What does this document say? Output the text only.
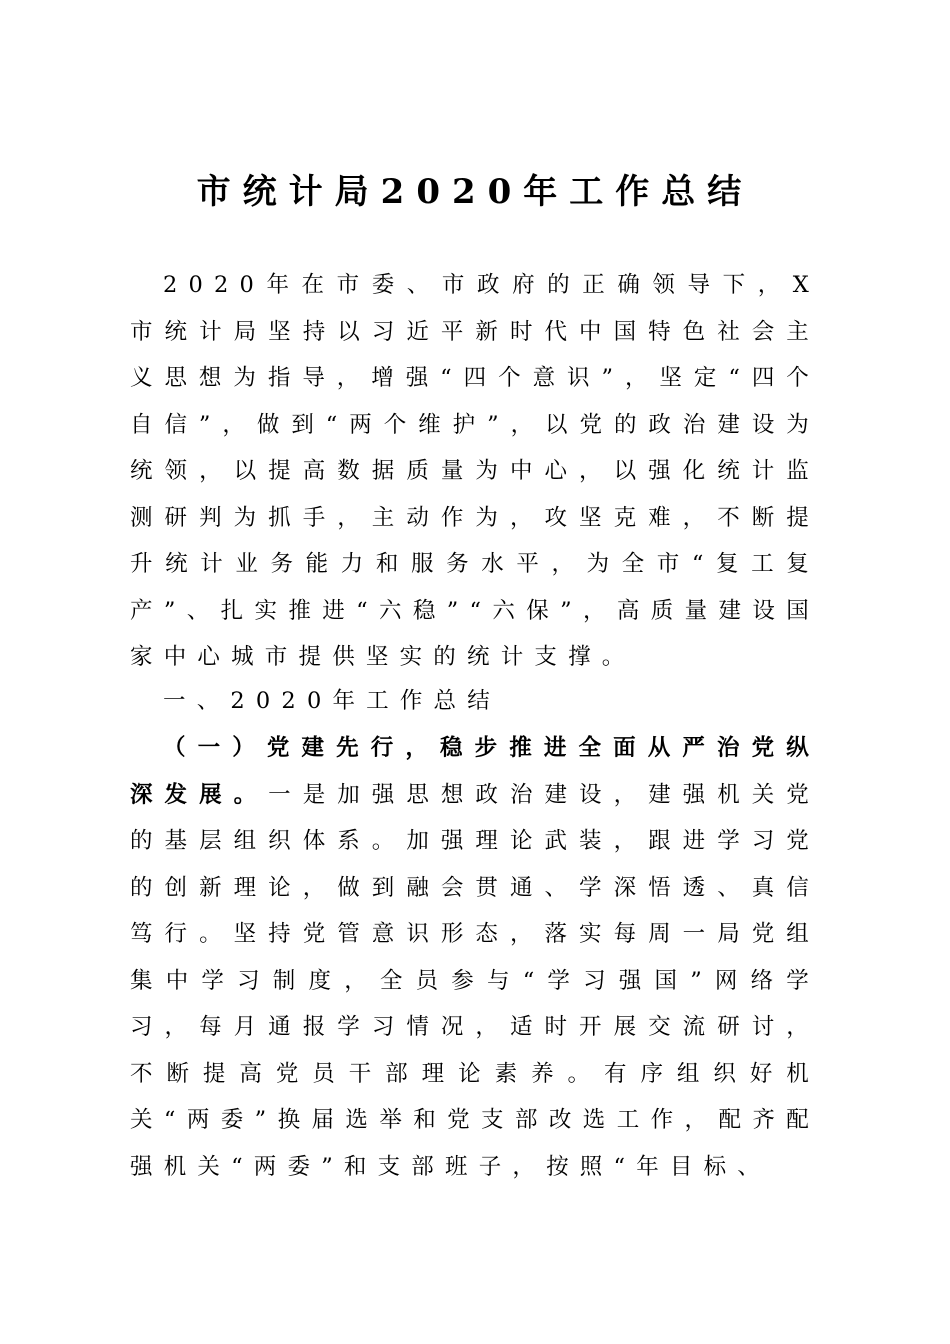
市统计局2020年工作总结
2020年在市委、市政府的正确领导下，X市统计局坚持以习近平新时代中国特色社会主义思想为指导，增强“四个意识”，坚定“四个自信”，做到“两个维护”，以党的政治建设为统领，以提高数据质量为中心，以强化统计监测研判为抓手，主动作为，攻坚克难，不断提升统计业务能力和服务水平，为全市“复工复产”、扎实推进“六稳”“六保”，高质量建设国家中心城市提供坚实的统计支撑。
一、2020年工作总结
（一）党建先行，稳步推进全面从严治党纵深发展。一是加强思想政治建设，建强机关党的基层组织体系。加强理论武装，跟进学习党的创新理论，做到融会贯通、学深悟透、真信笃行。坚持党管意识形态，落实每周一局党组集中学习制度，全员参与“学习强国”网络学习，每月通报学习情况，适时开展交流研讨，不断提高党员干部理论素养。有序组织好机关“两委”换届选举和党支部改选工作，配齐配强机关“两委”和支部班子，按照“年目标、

----------------

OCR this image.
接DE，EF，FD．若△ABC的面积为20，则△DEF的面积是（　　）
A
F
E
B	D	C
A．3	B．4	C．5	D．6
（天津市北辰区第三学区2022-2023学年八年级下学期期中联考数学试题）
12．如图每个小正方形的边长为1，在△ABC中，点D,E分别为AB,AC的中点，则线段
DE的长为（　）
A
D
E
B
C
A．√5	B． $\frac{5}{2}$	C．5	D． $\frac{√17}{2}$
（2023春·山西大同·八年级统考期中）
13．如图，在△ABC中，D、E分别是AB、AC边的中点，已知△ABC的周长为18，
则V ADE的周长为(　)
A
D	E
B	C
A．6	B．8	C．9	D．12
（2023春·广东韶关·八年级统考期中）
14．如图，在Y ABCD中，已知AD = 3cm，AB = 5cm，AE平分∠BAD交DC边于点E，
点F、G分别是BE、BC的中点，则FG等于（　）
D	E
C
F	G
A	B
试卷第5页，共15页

----------------

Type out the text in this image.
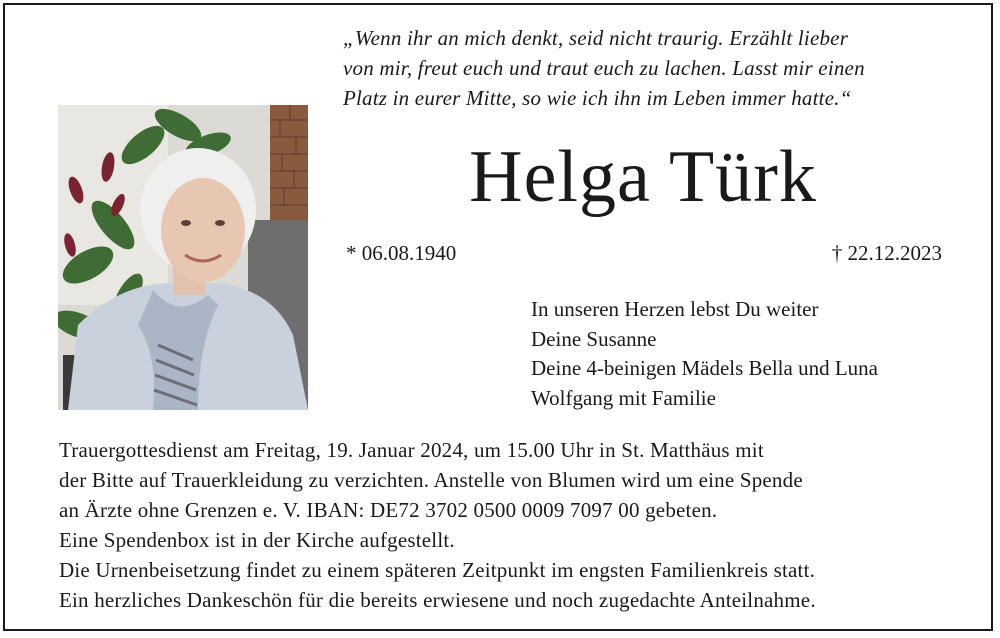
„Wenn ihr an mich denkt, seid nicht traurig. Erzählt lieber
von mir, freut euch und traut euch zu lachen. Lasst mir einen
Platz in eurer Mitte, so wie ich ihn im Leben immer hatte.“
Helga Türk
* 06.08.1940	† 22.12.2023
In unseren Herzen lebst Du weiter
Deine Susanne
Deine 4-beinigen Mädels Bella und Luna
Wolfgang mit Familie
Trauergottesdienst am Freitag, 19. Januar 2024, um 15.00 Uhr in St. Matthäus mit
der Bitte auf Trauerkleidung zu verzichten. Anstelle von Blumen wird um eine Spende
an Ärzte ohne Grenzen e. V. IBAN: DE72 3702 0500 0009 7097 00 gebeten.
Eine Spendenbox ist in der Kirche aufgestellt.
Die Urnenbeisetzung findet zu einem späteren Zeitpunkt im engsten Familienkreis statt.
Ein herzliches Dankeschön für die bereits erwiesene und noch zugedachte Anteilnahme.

----------------

Report the number of lines in the entries above that include the word "ABC中" and add nothing to it.

2